• **Direction**:
Count lines with "name" in them. Report only the total.

• **Supplied data**:
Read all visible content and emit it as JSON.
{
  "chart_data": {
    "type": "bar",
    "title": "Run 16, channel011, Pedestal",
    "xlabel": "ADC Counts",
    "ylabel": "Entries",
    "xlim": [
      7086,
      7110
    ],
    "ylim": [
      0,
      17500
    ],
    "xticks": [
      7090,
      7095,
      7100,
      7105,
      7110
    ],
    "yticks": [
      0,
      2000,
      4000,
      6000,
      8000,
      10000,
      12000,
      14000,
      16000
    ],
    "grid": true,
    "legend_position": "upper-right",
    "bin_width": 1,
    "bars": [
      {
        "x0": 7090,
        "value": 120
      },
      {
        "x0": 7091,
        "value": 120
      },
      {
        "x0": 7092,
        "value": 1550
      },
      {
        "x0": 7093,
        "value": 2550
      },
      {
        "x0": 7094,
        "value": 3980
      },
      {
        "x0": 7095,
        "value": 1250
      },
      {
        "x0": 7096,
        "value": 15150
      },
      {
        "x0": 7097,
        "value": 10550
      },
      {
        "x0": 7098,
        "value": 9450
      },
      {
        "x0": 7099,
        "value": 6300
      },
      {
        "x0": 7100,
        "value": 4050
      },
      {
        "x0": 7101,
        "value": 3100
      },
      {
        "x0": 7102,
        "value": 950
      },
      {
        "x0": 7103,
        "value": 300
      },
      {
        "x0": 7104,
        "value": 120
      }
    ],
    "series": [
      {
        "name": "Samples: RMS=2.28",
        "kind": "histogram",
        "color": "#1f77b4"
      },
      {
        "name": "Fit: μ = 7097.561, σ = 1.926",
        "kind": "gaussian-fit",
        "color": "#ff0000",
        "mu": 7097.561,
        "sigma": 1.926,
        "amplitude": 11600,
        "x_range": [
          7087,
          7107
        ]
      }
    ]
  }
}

• **Correct answer**:
2